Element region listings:
§
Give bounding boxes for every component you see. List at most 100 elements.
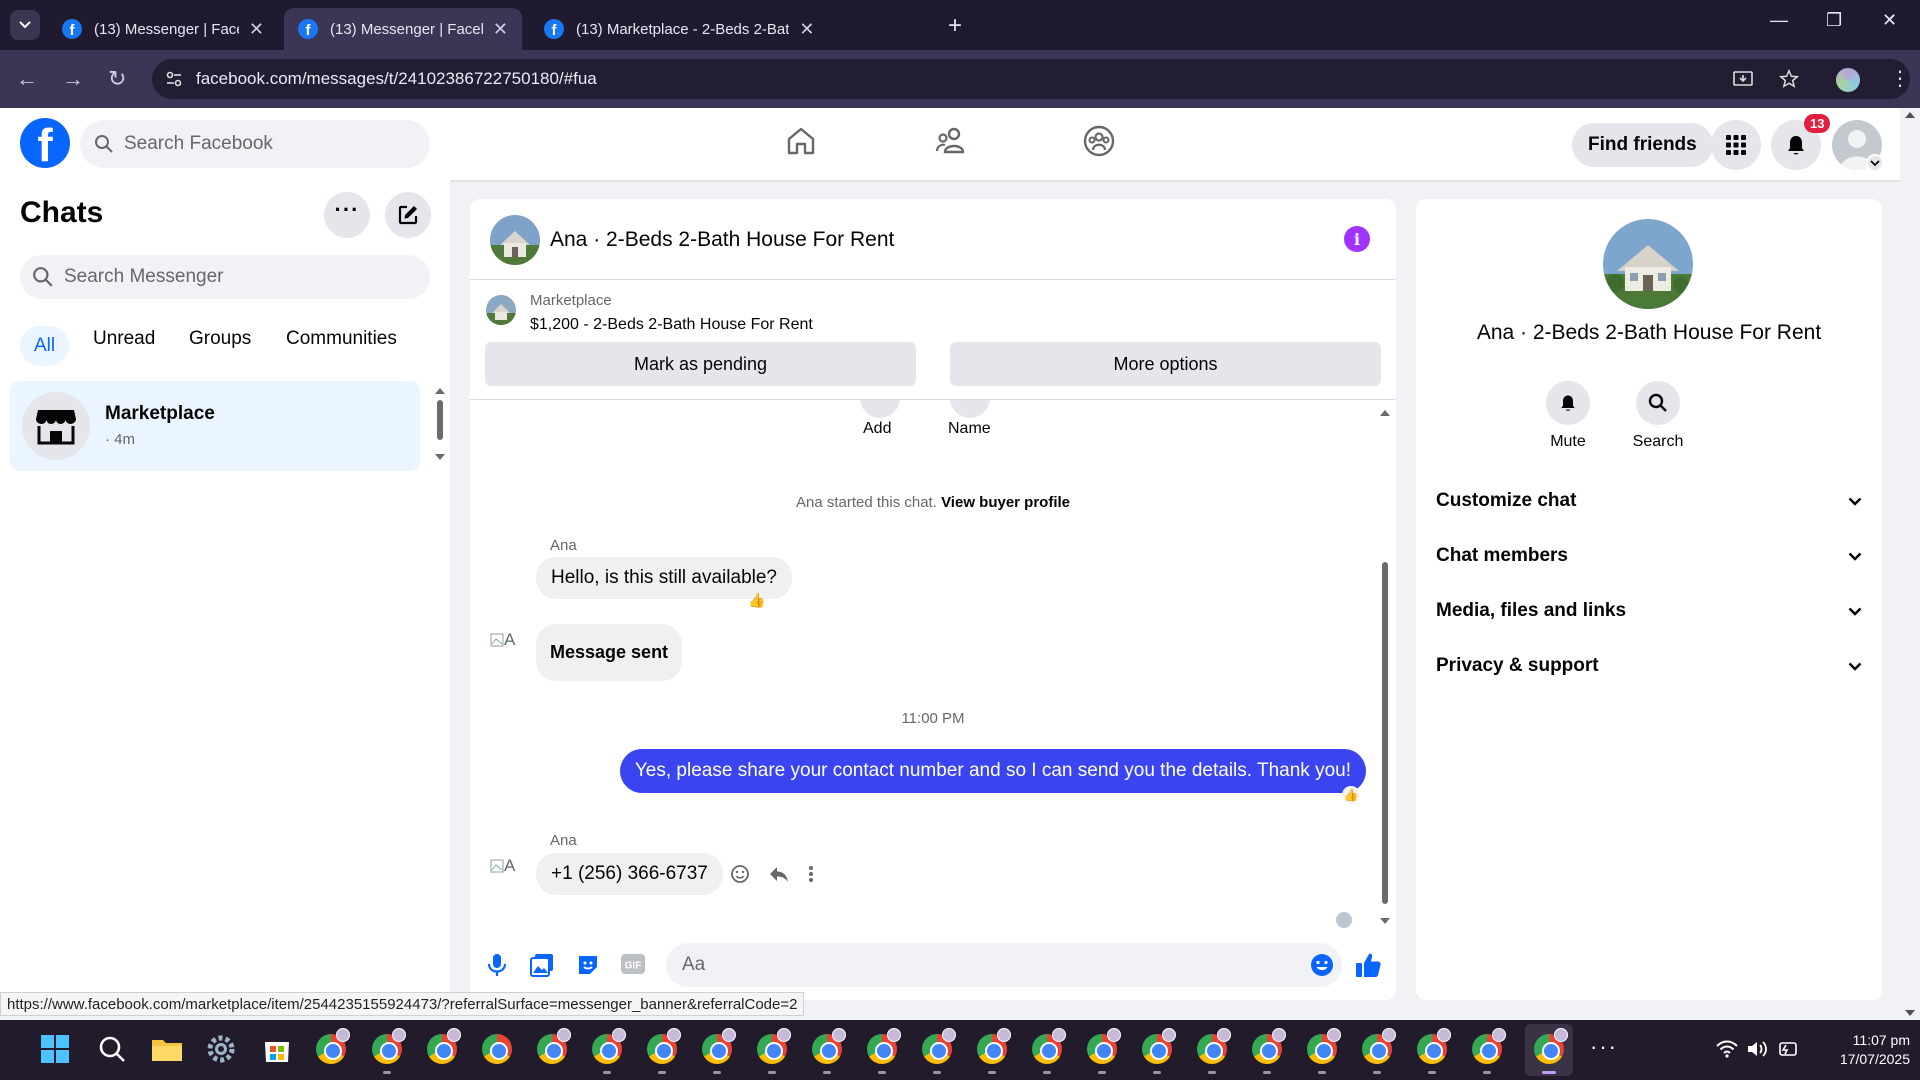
view-buyer-profile-link[interactable]: View buyer profile [941, 494, 1070, 511]
new-message-button[interactable] [385, 192, 431, 238]
chrome-window-5[interactable] [535, 1028, 571, 1066]
privacy-support-section[interactable]: Privacy & support [1436, 646, 1862, 686]
conversation-info-icon[interactable]: i [1344, 226, 1370, 252]
restore-window-icon[interactable]: ❐ [1826, 10, 1842, 31]
chrome-window-8[interactable] [700, 1028, 736, 1074]
microphone-icon[interactable] [486, 953, 508, 977]
close-tab-icon[interactable]: ✕ [493, 19, 508, 40]
chat-members-section[interactable]: Chat members [1436, 536, 1862, 576]
page-scrollbar[interactable] [1900, 108, 1920, 1020]
filter-unread[interactable]: Unread [93, 328, 155, 350]
back-arrow-icon[interactable]: ← [16, 66, 38, 92]
filter-communities[interactable]: Communities [286, 328, 397, 350]
chrome-window-9[interactable] [755, 1028, 791, 1074]
conversation-title[interactable]: Ana · 2-Beds 2-Bath House For Rent [550, 228, 894, 252]
chrome-window-14[interactable] [1030, 1028, 1066, 1074]
more-vertical-icon[interactable] [808, 864, 814, 884]
microsoft-store-icon[interactable] [260, 1032, 294, 1066]
more-options-button[interactable]: More options [950, 342, 1381, 386]
browser-tab-2[interactable]: f (13) Messenger | Facebook ✕ [284, 8, 522, 50]
file-explorer-icon[interactable] [150, 1032, 184, 1066]
bookmark-star-icon[interactable] [1778, 68, 1800, 90]
mark-as-pending-button[interactable]: Mark as pending [485, 342, 916, 386]
marketplace-listing-thumbnail[interactable] [486, 295, 516, 325]
facebook-logo-icon[interactable]: f [20, 118, 70, 168]
chrome-window-21[interactable] [1415, 1028, 1451, 1074]
account-menu-chevron[interactable] [1866, 154, 1884, 172]
emoji-icon[interactable] [1310, 953, 1334, 977]
close-tab-icon[interactable]: ✕ [249, 19, 264, 40]
add-people-button[interactable] [860, 400, 900, 418]
chat-list-item[interactable]: Marketplace · 4m [10, 381, 420, 471]
chrome-window-3[interactable] [425, 1028, 461, 1066]
outgoing-message[interactable]: Yes, please share your contact number an… [619, 749, 1366, 793]
filter-groups[interactable]: Groups [189, 328, 251, 350]
taskbar-search-icon[interactable] [95, 1032, 129, 1066]
chrome-window-18[interactable] [1250, 1028, 1286, 1074]
chrome-window-22[interactable] [1470, 1028, 1506, 1074]
react-emoji-icon[interactable] [730, 864, 750, 884]
home-icon[interactable] [784, 124, 818, 158]
find-friends-button[interactable]: Find friends [1572, 123, 1713, 167]
install-app-icon[interactable] [1732, 68, 1754, 90]
chrome-window-2[interactable] [370, 1028, 406, 1074]
settings-gear-icon[interactable] [204, 1032, 238, 1066]
chrome-window-7[interactable] [645, 1028, 681, 1074]
minimize-window-icon[interactable]: — [1770, 10, 1788, 31]
chrome-window-17[interactable] [1195, 1028, 1231, 1074]
chrome-window-12[interactable] [920, 1028, 956, 1074]
chrome-window-10[interactable] [810, 1028, 846, 1074]
listing-photo-avatar[interactable] [1603, 219, 1693, 309]
edit-name-button[interactable] [950, 400, 990, 418]
sticker-icon[interactable] [576, 953, 600, 977]
incoming-message[interactable]: +1 (256) 366-6737 [536, 853, 723, 895]
gif-icon[interactable]: GIF [620, 953, 646, 975]
thumbs-up-reaction-icon[interactable]: 👍 [748, 592, 765, 609]
chrome-window-1[interactable] [314, 1028, 350, 1066]
chrome-window-15[interactable] [1085, 1028, 1121, 1074]
system-clock[interactable]: 11:07 pm 17/07/2025 [1800, 1031, 1910, 1069]
volume-icon[interactable] [1746, 1040, 1768, 1058]
listing-title-link[interactable]: $1,200 - 2-Beds 2-Bath House For Rent [530, 316, 813, 334]
chrome-window-11[interactable] [865, 1028, 901, 1074]
facebook-search-input[interactable]: Search Facebook [80, 120, 430, 168]
message-input[interactable]: Aa [666, 943, 1342, 987]
chrome-window-active[interactable] [1532, 1028, 1568, 1074]
chat-options-button[interactable]: ··· [324, 192, 370, 238]
reply-icon[interactable] [768, 864, 790, 884]
chrome-window-19[interactable] [1305, 1028, 1341, 1074]
tab-search-button[interactable] [10, 10, 40, 40]
listing-photo-avatar[interactable] [490, 215, 540, 265]
close-tab-icon[interactable]: ✕ [799, 19, 814, 40]
media-files-links-section[interactable]: Media, files and links [1436, 591, 1862, 631]
thumbs-up-icon[interactable] [1354, 951, 1382, 979]
windows-start-icon[interactable] [38, 1032, 72, 1066]
groups-icon[interactable] [1082, 124, 1116, 158]
messenger-search-input[interactable]: Search Messenger [20, 255, 430, 299]
conversation-scrollbar[interactable] [1379, 408, 1391, 928]
photo-gallery-icon[interactable] [530, 953, 554, 977]
new-tab-button[interactable]: + [948, 12, 962, 40]
friends-icon[interactable] [934, 124, 968, 158]
reload-icon[interactable]: ↻ [108, 66, 126, 92]
search-in-conversation-button[interactable]: Search [1618, 381, 1698, 451]
filter-all[interactable]: All [20, 326, 70, 366]
chrome-window-4[interactable] [480, 1032, 514, 1066]
forward-arrow-icon[interactable]: → [62, 66, 84, 92]
mute-button[interactable]: Mute [1528, 381, 1608, 451]
chrome-window-20[interactable] [1360, 1028, 1396, 1074]
more-apps-icon[interactable]: ··· [1590, 1034, 1618, 1060]
browser-tab-3[interactable]: f (13) Marketplace - 2-Beds 2-Bat ✕ [530, 8, 934, 50]
customize-chat-section[interactable]: Customize chat [1436, 481, 1862, 521]
address-bar[interactable]: facebook.com/messages/t/2410238672275018… [152, 59, 1910, 99]
browser-menu-icon[interactable]: ⋮ [1890, 66, 1910, 91]
chrome-window-6[interactable] [590, 1028, 626, 1074]
chrome-window-13[interactable] [975, 1028, 1011, 1074]
close-window-icon[interactable]: ✕ [1882, 10, 1897, 31]
battery-charging-icon[interactable] [1776, 1040, 1798, 1058]
menu-button[interactable] [1711, 120, 1761, 170]
profile-avatar-icon[interactable] [1836, 68, 1860, 92]
chrome-window-16[interactable] [1140, 1028, 1176, 1074]
site-settings-icon[interactable] [164, 69, 184, 89]
sidebar-scrollbar[interactable] [434, 386, 446, 462]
§
Lay out all the data above as a numbered list, dropping any blank lines and leaving out the pictures.

RESPONSE:
1. Give bounding boxes for every component you see. List at most 100 elements.
2. view-buyer-profile-link[interactable]: View buyer profile [941, 494, 1070, 511]
3. new-message-button[interactable] [385, 192, 431, 238]
4. chrome-window-5[interactable] [535, 1028, 571, 1066]
5. privacy-support-section[interactable]: Privacy & support [1436, 646, 1862, 686]
6. conversation-info-icon[interactable]: i [1344, 226, 1370, 252]
7. restore-window-icon[interactable]: ❐ [1826, 10, 1842, 31]
8. chrome-window-8[interactable] [700, 1028, 736, 1074]
9. microphone-icon[interactable] [486, 953, 508, 977]
10. close-tab-icon[interactable]: ✕ [493, 19, 508, 40]
11. chat-members-section[interactable]: Chat members [1436, 536, 1862, 576]
12. page-scrollbar[interactable] [1900, 108, 1920, 1020]
13. filter-unread[interactable]: Unread [93, 328, 155, 350]
14. back-arrow-icon[interactable]: ← [16, 66, 38, 92]
15. filter-communities[interactable]: Communities [286, 328, 397, 350]
16. chrome-window-9[interactable] [755, 1028, 791, 1074]
17. conversation-title[interactable]: Ana · 2-Beds 2-Bath House For Rent [550, 228, 894, 252]
18. chrome-window-14[interactable] [1030, 1028, 1066, 1074]
19. more-vertical-icon[interactable] [808, 864, 814, 884]
20. microsoft-store-icon[interactable] [260, 1032, 294, 1066]
21. more-options-button[interactable]: More options [950, 342, 1381, 386]
22. browser-tab-2[interactable]: f (13) Messenger | Facebook ✕ [284, 8, 522, 50]
23. file-explorer-icon[interactable] [150, 1032, 184, 1066]
24. bookmark-star-icon[interactable] [1778, 68, 1800, 90]
25. mark-as-pending-button[interactable]: Mark as pending [485, 342, 916, 386]
26. marketplace-listing-thumbnail[interactable] [486, 295, 516, 325]
27. facebook-logo-icon[interactable]: f [20, 118, 70, 168]
28. chrome-window-21[interactable] [1415, 1028, 1451, 1074]
29. account-menu-chevron[interactable] [1866, 154, 1884, 172]
30. emoji-icon[interactable] [1310, 953, 1334, 977]
31. close-tab-icon[interactable]: ✕ [249, 19, 264, 40]
32. add-people-button[interactable] [860, 400, 900, 418]
33. chat-list-item[interactable]: Marketplace · 4m [10, 381, 420, 471]
34. chrome-window-3[interactable] [425, 1028, 461, 1066]
35. outgoing-message[interactable]: Yes, please share your contact number an… [619, 749, 1366, 793]
36. filter-groups[interactable]: Groups [189, 328, 251, 350]
37. taskbar-search-icon[interactable] [95, 1032, 129, 1066]
38. chrome-window-18[interactable] [1250, 1028, 1286, 1074]
39. chrome-window-22[interactable] [1470, 1028, 1506, 1074]
40. react-emoji-icon[interactable] [730, 864, 750, 884]
41. home-icon[interactable] [784, 124, 818, 158]
42. find-friends-button[interactable]: Find friends [1572, 123, 1713, 167]
43. install-app-icon[interactable] [1732, 68, 1754, 90]
44. chrome-window-2[interactable] [370, 1028, 406, 1074]
45. settings-gear-icon[interactable] [204, 1032, 238, 1066]
46. chrome-window-7[interactable] [645, 1028, 681, 1074]
47. minimize-window-icon[interactable]: — [1770, 10, 1788, 31]
48. chrome-window-17[interactable] [1195, 1028, 1231, 1074]
49. chrome-window-12[interactable] [920, 1028, 956, 1074]
50. chrome-window-10[interactable] [810, 1028, 846, 1074]
51. listing-photo-avatar[interactable] [1603, 219, 1693, 309]
52. edit-name-button[interactable] [950, 400, 990, 418]
53. sticker-icon[interactable] [576, 953, 600, 977]
54. incoming-message[interactable]: +1 (256) 366-6737 [536, 853, 723, 895]
55. gif-icon[interactable]: GIF [620, 953, 646, 975]
56. thumbs-up-reaction-icon[interactable]: 👍 [748, 592, 765, 609]
57. chrome-window-1[interactable] [314, 1028, 350, 1066]
58. chrome-window-15[interactable] [1085, 1028, 1121, 1074]
59. system-clock[interactable]: 11:07 pm 17/07/2025 [1800, 1031, 1910, 1069]
60. volume-icon[interactable] [1746, 1040, 1768, 1058]
61. listing-title-link[interactable]: $1,200 - 2-Beds 2-Bath House For Rent [530, 316, 813, 334]
62. chrome-window-11[interactable] [865, 1028, 901, 1074]
63. facebook-search-input[interactable]: Search Facebook [80, 120, 430, 168]
64. message-input[interactable]: Aa [666, 943, 1342, 987]
65. chrome-window-active[interactable] [1532, 1028, 1568, 1074]
66. chat-options-button[interactable]: ··· [324, 192, 370, 238]
67. reply-icon[interactable] [768, 864, 790, 884]
68. chrome-window-19[interactable] [1305, 1028, 1341, 1074]
69. tab-search-button[interactable] [10, 10, 40, 40]
70. listing-photo-avatar[interactable] [490, 215, 540, 265]
71. close-tab-icon[interactable]: ✕ [799, 19, 814, 40]
72. media-files-links-section[interactable]: Media, files and links [1436, 591, 1862, 631]
73. thumbs-up-icon[interactable] [1354, 951, 1382, 979]
74. windows-start-icon[interactable] [38, 1032, 72, 1066]
75. groups-icon[interactable] [1082, 124, 1116, 158]
76. messenger-search-input[interactable]: Search Messenger [20, 255, 430, 299]
77. conversation-scrollbar[interactable] [1379, 408, 1391, 928]
78. photo-gallery-icon[interactable] [530, 953, 554, 977]
79. new-tab-button[interactable]: + [948, 12, 962, 40]
80. friends-icon[interactable] [934, 124, 968, 158]
81. reload-icon[interactable]: ↻ [108, 66, 126, 92]
82. search-in-conversation-button[interactable]: Search [1618, 381, 1698, 451]
83. filter-all[interactable]: All [20, 326, 70, 366]
84. chrome-window-4[interactable] [480, 1032, 514, 1066]
85. forward-arrow-icon[interactable]: → [62, 66, 84, 92]
86. mute-button[interactable]: Mute [1528, 381, 1608, 451]
87. chrome-window-20[interactable] [1360, 1028, 1396, 1074]
88. more-apps-icon[interactable]: ··· [1590, 1034, 1618, 1060]
89. browser-tab-3[interactable]: f (13) Marketplace - 2-Beds 2-Bat ✕ [530, 8, 934, 50]
90. customize-chat-section[interactable]: Customize chat [1436, 481, 1862, 521]
91. address-bar[interactable]: facebook.com/messages/t/2410238672275018… [152, 59, 1910, 99]
92. browser-menu-icon[interactable]: ⋮ [1890, 66, 1910, 91]
93. chrome-window-6[interactable] [590, 1028, 626, 1074]
94. chrome-window-13[interactable] [975, 1028, 1011, 1074]
95. close-window-icon[interactable]: ✕ [1882, 10, 1897, 31]
96. battery-charging-icon[interactable] [1776, 1040, 1798, 1058]
97. menu-button[interactable] [1711, 120, 1761, 170]
98. profile-avatar-icon[interactable] [1836, 68, 1860, 92]
99. chrome-window-16[interactable] [1140, 1028, 1176, 1074]
100. site-settings-icon[interactable] [164, 69, 184, 89]
101. sidebar-scrollbar[interactable] [434, 386, 446, 462]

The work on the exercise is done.